=== What this task involves ===
Find how many lines contain the word "dość" and state that number alone.

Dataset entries
_ _ _ _ _
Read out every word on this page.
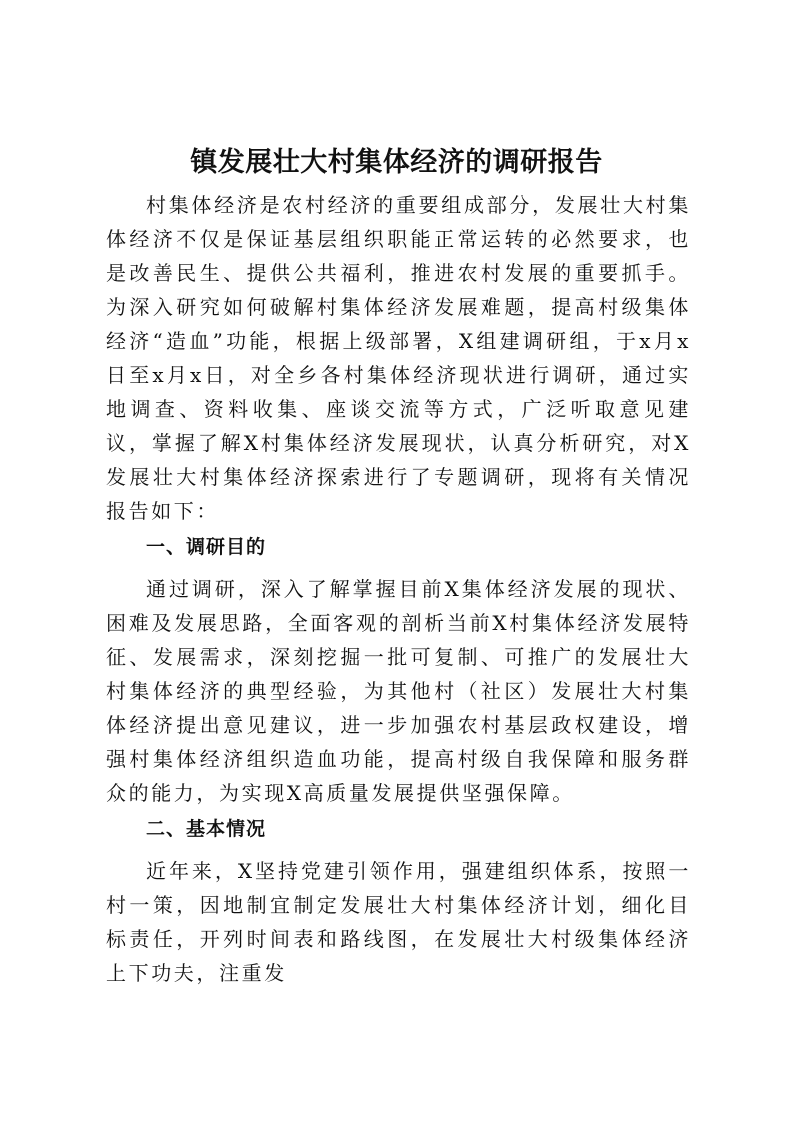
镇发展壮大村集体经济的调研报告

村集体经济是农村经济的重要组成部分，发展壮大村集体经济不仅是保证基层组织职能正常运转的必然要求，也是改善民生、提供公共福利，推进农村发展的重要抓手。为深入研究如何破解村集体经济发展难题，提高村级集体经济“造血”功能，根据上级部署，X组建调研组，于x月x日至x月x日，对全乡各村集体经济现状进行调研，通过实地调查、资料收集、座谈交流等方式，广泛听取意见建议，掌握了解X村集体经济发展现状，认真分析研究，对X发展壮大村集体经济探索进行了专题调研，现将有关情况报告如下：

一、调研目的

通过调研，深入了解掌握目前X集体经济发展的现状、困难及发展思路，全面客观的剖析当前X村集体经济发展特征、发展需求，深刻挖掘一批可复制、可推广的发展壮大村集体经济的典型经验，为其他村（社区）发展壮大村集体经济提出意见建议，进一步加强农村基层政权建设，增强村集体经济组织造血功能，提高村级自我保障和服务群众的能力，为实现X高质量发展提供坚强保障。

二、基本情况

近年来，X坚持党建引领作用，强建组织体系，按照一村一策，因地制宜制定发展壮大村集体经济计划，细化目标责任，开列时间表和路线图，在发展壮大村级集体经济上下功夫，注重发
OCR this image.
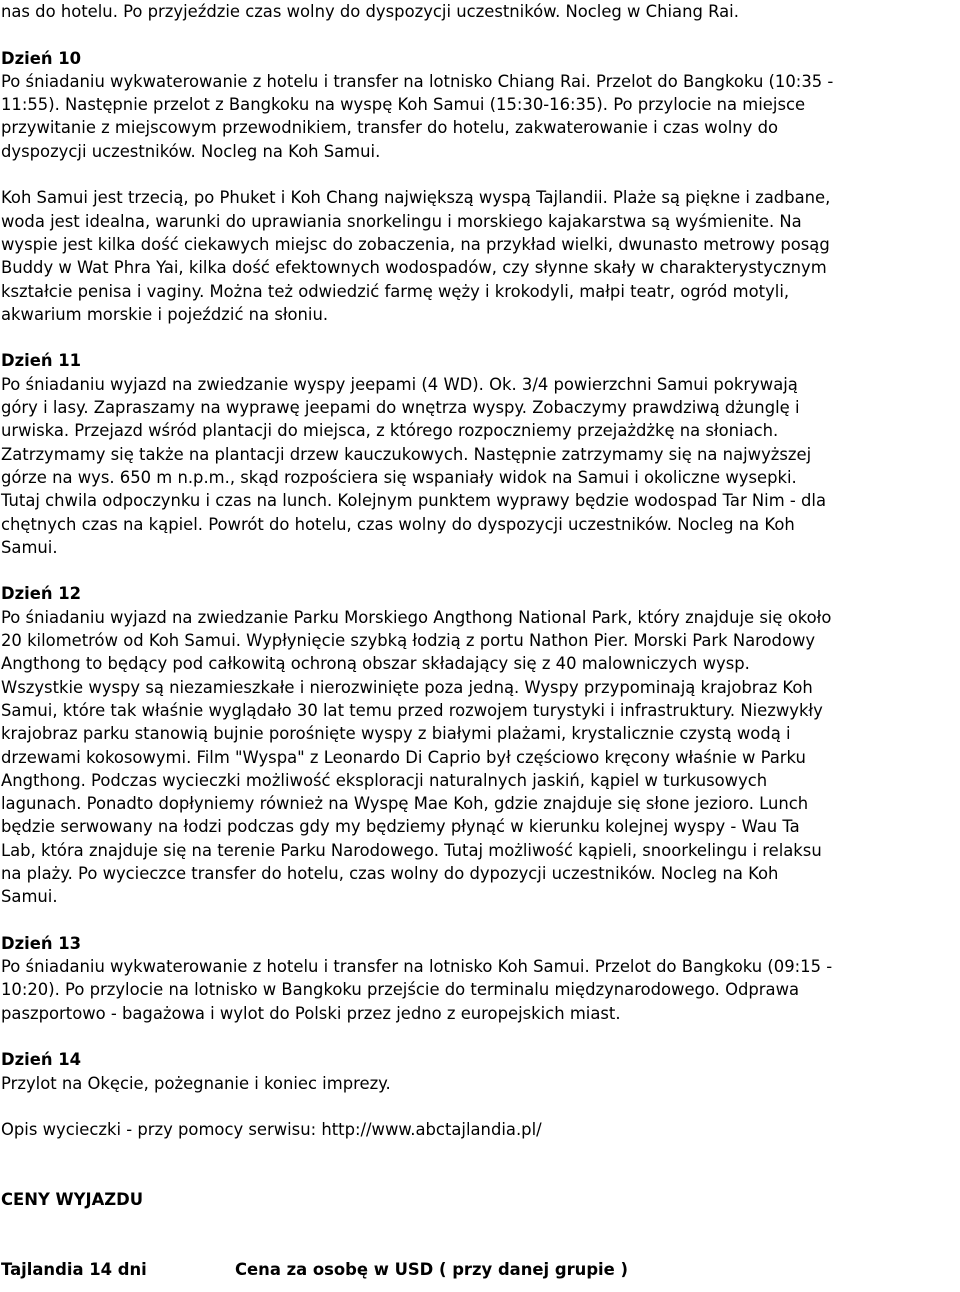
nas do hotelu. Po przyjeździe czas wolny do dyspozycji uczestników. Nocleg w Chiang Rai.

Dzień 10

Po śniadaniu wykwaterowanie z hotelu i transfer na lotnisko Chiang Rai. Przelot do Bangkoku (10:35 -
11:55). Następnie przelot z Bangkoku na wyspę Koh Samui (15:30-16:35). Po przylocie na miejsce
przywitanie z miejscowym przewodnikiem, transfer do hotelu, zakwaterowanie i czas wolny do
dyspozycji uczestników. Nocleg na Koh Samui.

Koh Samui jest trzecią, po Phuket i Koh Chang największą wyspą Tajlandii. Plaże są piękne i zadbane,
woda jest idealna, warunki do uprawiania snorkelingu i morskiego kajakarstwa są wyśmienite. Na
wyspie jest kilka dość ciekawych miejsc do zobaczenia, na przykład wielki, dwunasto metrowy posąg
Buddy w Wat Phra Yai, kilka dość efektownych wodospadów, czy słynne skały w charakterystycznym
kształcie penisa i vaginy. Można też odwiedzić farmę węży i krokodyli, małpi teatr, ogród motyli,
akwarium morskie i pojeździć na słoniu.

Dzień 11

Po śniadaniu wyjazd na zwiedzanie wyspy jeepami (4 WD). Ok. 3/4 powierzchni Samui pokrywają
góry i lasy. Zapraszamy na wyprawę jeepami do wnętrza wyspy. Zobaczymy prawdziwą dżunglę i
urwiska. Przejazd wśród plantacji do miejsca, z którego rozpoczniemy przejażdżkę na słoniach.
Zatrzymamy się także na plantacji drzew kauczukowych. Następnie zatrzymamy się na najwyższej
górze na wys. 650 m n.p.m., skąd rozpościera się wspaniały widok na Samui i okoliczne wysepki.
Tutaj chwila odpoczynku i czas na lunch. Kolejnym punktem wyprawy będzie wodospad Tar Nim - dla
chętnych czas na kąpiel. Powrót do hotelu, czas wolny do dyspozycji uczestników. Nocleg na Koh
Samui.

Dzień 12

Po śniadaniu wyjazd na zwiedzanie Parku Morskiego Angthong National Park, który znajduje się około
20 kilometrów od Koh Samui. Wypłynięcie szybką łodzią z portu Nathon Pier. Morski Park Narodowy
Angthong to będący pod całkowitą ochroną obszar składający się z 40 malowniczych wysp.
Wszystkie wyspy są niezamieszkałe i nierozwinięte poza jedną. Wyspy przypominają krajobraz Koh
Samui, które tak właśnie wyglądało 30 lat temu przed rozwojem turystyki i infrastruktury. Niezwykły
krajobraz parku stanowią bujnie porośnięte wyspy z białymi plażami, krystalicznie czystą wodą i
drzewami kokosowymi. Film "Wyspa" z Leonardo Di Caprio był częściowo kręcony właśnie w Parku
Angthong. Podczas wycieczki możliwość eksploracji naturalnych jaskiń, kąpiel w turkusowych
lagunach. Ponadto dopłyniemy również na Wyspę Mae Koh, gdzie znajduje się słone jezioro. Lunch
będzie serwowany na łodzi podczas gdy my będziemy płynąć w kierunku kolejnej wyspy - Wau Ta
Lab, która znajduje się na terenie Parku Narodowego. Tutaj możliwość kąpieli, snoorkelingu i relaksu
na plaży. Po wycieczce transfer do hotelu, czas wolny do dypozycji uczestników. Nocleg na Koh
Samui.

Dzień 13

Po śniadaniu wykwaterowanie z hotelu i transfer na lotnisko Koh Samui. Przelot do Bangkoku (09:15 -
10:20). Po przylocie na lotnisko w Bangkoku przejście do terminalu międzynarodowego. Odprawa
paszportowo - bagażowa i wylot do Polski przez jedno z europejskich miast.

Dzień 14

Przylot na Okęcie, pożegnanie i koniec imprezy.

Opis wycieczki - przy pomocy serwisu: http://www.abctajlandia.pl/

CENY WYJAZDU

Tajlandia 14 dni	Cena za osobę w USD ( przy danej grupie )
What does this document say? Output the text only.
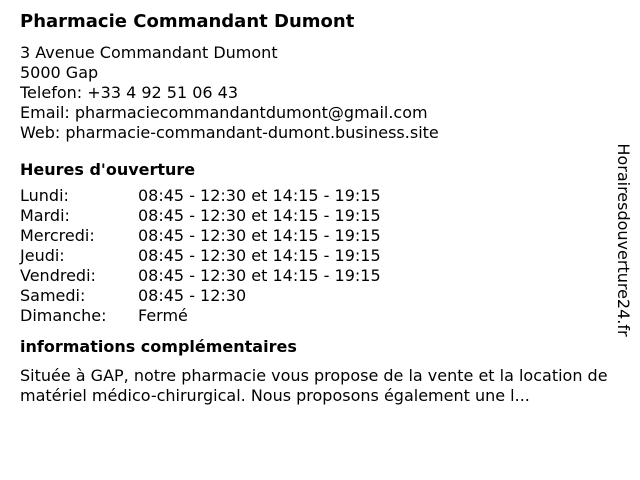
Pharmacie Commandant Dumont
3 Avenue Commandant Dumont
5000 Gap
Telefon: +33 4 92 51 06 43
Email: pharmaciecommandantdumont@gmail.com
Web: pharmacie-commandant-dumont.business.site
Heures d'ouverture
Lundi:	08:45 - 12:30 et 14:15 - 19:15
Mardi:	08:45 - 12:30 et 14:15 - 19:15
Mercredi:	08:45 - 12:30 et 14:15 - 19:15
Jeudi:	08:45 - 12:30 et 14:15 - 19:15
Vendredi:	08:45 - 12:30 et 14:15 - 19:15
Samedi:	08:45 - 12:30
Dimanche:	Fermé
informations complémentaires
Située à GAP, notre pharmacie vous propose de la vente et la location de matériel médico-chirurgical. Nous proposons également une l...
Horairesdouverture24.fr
_ _ _ _ _
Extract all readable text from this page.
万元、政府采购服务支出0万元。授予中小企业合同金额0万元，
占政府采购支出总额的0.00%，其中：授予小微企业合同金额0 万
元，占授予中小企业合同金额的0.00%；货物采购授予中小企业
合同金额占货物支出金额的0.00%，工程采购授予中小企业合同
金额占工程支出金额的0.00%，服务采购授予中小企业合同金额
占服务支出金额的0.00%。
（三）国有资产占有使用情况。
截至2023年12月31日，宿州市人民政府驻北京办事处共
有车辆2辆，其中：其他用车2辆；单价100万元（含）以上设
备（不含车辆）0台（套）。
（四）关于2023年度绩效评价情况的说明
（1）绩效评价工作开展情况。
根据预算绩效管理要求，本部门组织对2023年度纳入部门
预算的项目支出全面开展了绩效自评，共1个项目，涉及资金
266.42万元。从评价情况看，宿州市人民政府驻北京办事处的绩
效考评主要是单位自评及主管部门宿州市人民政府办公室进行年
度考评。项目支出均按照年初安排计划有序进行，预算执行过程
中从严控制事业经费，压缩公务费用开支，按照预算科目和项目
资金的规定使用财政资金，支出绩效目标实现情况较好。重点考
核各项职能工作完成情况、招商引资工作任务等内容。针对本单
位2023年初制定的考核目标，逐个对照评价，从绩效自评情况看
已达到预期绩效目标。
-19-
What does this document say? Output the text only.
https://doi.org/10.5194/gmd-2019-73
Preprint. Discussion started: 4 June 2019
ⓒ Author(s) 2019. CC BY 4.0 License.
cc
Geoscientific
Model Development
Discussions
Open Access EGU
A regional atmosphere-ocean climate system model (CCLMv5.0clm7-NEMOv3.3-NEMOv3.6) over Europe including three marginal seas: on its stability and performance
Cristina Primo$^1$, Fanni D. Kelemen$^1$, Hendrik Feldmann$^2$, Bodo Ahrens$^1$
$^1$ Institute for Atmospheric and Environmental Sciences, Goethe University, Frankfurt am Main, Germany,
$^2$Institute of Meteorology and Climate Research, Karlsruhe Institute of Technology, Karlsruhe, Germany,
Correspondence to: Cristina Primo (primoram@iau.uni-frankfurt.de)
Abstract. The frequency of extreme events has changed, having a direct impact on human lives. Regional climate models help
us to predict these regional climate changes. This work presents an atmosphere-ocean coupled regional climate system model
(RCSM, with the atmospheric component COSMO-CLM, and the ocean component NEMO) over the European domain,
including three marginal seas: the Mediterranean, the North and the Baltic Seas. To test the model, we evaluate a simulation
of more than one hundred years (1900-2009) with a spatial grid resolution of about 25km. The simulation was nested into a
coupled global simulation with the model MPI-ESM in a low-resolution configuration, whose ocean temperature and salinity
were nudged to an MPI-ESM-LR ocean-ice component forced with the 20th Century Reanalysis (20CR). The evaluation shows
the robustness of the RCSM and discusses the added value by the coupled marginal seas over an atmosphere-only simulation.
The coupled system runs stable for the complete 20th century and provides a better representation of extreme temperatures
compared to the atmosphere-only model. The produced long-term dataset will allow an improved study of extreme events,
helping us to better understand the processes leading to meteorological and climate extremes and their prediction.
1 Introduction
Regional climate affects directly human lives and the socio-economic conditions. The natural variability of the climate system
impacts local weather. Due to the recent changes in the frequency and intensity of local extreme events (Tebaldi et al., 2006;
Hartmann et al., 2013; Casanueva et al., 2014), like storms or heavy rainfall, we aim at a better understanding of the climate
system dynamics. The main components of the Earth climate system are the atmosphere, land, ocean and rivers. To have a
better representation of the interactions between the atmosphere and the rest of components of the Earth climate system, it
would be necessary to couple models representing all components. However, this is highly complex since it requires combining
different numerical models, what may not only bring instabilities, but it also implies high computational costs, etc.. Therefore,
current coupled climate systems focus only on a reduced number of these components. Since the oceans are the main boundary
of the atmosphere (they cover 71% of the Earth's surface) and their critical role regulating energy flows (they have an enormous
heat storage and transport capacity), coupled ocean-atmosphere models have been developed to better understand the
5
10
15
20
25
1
_ _ _ _ _
=== Exercise answer ===
2